Work required —
I need the number of lines in the following entries that hold the word "true", and no other text.

--- Provided records ---

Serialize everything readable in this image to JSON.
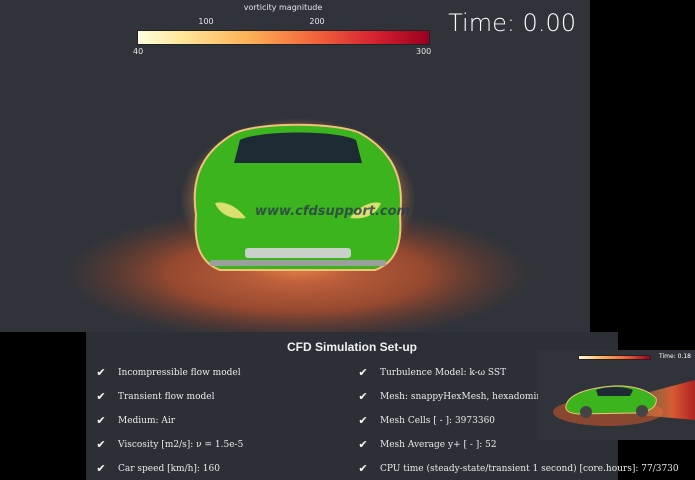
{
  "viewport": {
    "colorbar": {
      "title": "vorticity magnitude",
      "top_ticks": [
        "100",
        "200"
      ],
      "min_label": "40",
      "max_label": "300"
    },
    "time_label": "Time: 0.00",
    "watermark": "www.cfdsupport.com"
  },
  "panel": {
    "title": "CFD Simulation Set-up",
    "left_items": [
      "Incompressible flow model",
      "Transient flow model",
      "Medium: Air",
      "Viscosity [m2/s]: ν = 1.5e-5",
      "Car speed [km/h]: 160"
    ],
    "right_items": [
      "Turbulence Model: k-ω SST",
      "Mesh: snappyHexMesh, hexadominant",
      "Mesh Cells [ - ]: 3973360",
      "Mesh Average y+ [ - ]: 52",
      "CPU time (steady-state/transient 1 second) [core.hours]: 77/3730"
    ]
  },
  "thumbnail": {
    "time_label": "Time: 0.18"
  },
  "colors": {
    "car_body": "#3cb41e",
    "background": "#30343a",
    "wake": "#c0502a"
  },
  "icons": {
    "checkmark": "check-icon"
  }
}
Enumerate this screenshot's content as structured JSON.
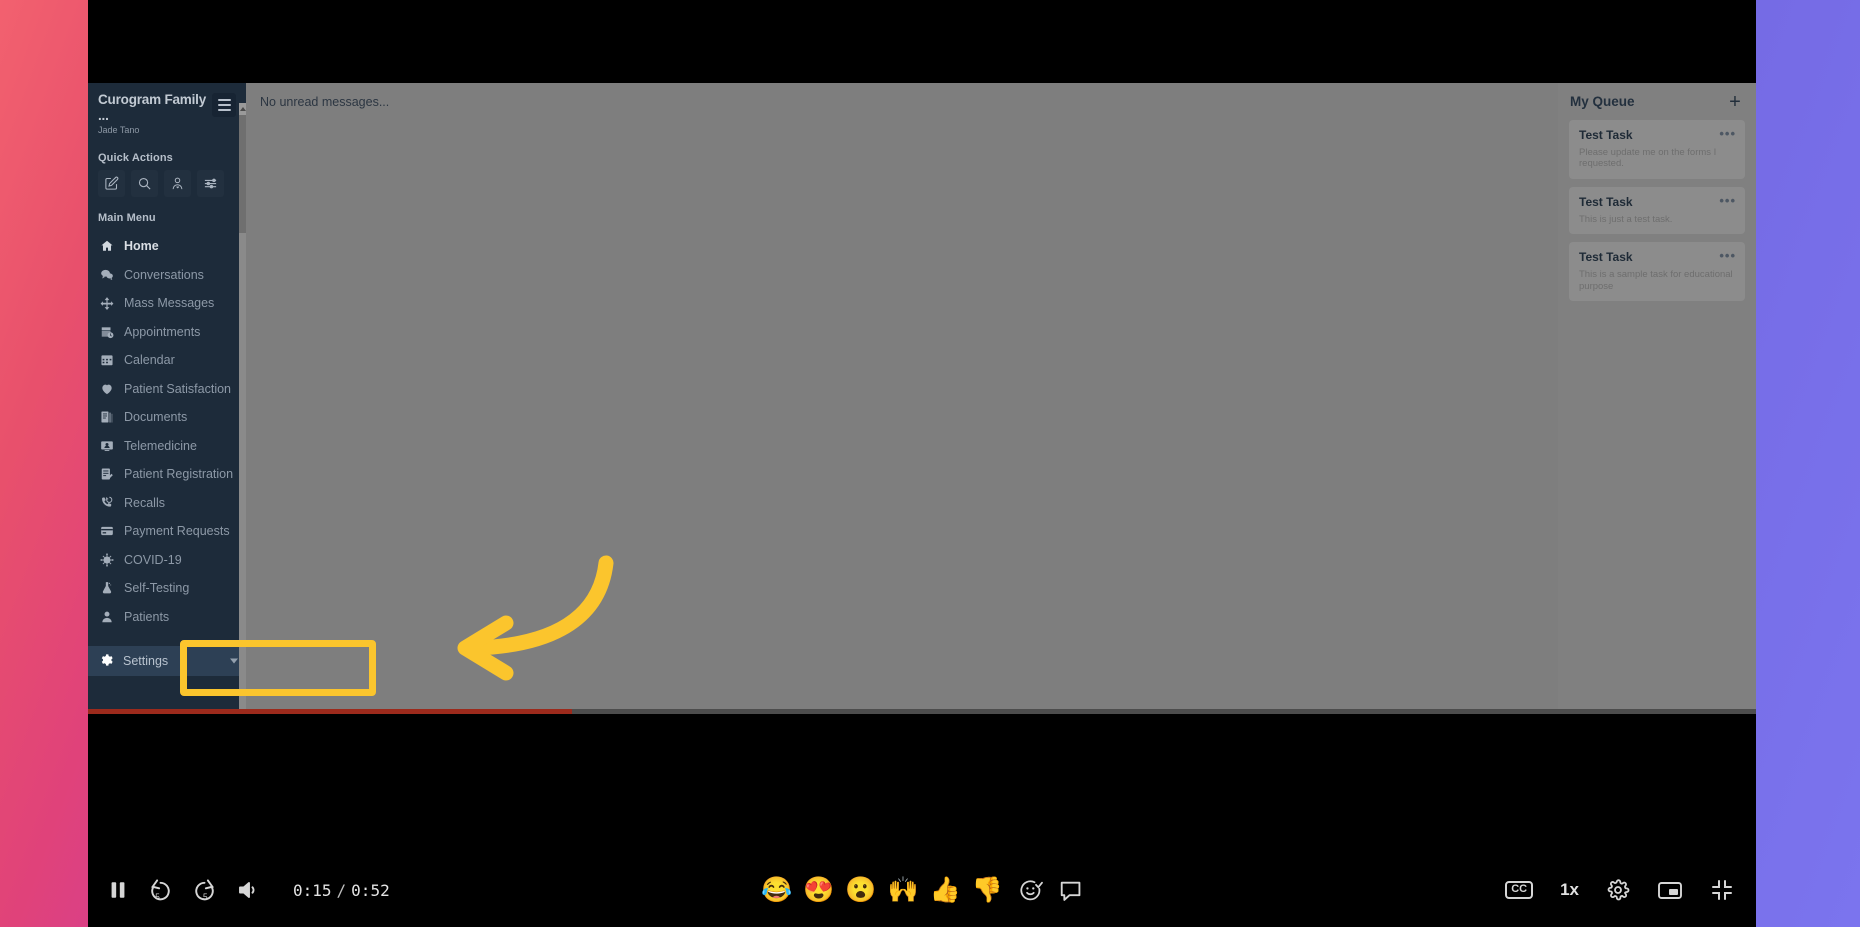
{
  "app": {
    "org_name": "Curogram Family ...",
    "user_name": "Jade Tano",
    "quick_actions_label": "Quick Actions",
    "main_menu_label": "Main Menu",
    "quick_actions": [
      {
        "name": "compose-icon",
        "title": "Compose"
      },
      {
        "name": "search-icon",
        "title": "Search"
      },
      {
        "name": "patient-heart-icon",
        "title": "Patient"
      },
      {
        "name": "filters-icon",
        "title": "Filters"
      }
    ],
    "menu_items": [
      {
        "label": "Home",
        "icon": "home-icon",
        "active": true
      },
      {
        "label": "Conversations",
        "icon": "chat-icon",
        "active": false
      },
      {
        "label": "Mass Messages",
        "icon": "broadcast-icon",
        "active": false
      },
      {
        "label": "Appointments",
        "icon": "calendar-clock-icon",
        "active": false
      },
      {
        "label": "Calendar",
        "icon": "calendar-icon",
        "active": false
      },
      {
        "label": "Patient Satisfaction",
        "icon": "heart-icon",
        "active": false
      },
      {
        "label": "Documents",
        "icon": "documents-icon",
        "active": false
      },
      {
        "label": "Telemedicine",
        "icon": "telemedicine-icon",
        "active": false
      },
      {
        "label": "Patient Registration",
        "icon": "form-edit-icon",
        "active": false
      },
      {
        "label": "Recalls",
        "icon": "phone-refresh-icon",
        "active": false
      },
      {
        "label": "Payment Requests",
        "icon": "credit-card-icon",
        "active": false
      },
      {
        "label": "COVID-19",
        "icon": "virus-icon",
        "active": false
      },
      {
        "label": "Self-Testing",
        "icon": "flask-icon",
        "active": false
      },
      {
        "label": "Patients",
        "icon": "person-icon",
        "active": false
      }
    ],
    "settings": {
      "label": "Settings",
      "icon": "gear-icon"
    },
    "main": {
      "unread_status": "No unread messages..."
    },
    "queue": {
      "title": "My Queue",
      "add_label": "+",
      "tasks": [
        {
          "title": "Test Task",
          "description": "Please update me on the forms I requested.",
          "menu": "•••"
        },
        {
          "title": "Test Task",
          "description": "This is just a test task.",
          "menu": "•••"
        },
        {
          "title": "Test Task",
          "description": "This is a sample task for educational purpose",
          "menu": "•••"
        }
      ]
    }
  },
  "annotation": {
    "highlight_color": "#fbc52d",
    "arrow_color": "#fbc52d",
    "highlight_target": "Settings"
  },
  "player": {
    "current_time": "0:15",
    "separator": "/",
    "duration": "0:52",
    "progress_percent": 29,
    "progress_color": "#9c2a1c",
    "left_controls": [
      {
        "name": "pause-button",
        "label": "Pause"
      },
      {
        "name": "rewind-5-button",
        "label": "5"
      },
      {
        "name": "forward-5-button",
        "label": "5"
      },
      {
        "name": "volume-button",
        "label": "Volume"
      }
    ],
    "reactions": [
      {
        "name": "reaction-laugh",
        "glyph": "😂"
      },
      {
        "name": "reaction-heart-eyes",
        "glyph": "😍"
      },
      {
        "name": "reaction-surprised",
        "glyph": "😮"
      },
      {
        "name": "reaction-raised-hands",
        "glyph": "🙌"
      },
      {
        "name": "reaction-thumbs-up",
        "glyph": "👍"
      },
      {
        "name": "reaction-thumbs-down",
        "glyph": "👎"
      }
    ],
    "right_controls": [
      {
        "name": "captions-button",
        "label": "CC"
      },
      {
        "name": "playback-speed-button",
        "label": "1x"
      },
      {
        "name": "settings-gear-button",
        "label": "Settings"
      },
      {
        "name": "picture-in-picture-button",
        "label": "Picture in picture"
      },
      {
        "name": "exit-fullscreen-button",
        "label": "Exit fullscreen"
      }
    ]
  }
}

---
--- Provided records ---

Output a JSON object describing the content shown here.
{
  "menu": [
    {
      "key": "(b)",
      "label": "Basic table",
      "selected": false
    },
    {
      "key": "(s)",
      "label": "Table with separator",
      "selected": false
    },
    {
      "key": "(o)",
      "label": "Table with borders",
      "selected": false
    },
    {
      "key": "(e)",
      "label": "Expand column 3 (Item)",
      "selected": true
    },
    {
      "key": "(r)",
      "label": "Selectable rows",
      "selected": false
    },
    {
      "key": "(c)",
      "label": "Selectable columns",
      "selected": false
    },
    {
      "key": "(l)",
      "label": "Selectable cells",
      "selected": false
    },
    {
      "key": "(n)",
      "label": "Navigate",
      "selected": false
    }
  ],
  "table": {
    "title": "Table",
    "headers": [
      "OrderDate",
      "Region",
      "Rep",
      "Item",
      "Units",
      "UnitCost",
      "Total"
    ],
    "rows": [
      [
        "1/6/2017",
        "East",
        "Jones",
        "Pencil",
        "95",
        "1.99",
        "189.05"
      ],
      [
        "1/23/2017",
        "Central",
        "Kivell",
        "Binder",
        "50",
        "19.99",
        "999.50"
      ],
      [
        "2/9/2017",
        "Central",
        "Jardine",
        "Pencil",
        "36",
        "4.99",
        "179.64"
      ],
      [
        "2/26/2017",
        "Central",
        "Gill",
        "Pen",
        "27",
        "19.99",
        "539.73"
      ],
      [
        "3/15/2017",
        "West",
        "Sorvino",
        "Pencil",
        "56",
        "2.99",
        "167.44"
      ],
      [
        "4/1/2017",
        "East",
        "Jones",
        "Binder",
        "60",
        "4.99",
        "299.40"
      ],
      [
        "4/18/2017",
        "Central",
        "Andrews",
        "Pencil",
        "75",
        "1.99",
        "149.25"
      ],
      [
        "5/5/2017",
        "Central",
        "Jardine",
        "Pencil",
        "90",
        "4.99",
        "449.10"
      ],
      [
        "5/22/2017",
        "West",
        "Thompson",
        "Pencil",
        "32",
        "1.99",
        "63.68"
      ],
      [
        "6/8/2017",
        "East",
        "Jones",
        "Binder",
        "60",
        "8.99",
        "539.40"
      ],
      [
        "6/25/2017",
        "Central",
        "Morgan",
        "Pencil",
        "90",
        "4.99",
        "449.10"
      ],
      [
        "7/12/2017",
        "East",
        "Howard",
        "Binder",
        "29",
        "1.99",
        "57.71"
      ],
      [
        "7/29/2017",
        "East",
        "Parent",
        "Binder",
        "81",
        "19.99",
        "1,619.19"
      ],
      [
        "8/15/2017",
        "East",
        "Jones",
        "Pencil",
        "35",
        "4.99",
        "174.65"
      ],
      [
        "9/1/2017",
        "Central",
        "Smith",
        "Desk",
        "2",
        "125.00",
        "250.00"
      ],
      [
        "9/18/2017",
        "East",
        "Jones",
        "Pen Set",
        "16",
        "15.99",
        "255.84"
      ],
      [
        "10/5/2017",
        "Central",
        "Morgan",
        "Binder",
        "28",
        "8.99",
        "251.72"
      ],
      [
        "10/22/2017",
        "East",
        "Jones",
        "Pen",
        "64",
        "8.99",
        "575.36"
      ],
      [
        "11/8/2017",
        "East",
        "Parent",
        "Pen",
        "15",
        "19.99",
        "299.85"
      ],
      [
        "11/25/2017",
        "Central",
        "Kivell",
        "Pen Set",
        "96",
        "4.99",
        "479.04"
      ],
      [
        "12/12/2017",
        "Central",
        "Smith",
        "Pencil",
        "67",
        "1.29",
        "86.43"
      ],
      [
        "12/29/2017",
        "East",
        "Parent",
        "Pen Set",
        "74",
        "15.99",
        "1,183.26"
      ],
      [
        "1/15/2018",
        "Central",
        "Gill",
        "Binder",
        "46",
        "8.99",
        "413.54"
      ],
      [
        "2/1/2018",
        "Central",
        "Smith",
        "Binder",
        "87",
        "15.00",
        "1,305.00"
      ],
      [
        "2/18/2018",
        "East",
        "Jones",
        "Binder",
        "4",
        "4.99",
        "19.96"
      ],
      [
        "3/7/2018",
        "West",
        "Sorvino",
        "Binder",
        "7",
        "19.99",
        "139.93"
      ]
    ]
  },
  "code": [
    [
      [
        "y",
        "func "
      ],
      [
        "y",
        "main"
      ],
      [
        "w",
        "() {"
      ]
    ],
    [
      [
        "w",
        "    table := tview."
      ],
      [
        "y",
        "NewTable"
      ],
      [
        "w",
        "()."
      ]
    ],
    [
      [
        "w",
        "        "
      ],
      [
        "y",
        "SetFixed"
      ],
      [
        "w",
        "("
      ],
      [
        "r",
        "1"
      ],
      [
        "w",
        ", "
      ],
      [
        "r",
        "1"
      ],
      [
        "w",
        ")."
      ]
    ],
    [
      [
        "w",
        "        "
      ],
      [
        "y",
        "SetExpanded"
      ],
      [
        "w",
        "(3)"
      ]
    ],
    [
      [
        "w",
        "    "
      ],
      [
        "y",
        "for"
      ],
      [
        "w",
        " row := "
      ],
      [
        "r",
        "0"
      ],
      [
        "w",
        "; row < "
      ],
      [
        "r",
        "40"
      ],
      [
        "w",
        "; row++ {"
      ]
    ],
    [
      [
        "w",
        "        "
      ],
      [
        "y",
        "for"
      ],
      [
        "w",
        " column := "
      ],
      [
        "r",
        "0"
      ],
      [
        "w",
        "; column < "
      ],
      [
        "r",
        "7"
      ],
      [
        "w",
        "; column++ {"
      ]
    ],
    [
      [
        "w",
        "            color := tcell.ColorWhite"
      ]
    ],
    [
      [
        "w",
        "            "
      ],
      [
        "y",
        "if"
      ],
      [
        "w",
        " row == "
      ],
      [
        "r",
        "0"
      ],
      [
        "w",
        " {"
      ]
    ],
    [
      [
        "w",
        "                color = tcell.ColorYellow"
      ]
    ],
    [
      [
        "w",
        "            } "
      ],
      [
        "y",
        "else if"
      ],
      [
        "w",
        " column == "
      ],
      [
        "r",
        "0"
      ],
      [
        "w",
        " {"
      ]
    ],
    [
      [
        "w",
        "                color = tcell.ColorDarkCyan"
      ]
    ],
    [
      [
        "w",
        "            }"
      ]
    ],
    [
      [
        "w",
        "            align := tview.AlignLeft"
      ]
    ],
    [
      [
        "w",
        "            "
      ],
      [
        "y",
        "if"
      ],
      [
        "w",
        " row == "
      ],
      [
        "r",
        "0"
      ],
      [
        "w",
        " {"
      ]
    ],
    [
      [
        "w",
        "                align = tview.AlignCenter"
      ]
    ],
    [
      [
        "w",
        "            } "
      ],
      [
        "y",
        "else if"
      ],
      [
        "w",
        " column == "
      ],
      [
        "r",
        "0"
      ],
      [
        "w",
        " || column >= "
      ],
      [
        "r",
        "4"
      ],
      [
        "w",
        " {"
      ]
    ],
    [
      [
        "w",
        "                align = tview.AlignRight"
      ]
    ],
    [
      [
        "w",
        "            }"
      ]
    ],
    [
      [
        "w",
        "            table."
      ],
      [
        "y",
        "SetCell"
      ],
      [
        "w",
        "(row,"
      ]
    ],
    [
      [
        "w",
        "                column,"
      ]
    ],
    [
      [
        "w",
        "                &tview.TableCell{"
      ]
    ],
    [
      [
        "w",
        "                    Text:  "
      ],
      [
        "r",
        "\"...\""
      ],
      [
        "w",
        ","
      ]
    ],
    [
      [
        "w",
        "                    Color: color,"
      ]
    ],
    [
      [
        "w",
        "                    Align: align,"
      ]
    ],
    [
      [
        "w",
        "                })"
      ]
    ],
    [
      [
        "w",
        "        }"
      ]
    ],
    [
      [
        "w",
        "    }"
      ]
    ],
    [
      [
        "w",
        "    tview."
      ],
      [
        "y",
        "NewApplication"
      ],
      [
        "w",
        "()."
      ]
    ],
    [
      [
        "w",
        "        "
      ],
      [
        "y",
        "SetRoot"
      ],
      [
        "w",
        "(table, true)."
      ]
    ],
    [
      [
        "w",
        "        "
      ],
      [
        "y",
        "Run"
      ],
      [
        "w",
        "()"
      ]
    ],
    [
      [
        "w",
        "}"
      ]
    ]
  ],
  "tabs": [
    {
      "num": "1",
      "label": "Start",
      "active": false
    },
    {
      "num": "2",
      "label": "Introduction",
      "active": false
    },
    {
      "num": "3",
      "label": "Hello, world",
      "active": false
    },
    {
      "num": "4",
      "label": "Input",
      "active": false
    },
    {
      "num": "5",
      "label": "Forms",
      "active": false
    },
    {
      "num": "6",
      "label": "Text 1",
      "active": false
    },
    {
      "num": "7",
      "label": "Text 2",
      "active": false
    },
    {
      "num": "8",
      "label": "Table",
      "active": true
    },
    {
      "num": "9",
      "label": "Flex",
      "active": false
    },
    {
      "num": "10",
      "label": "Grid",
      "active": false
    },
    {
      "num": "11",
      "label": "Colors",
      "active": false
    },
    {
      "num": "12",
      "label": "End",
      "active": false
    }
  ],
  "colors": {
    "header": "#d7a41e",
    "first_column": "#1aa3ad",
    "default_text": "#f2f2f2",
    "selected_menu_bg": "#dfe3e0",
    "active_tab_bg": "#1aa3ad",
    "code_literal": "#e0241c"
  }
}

---

Task response —
4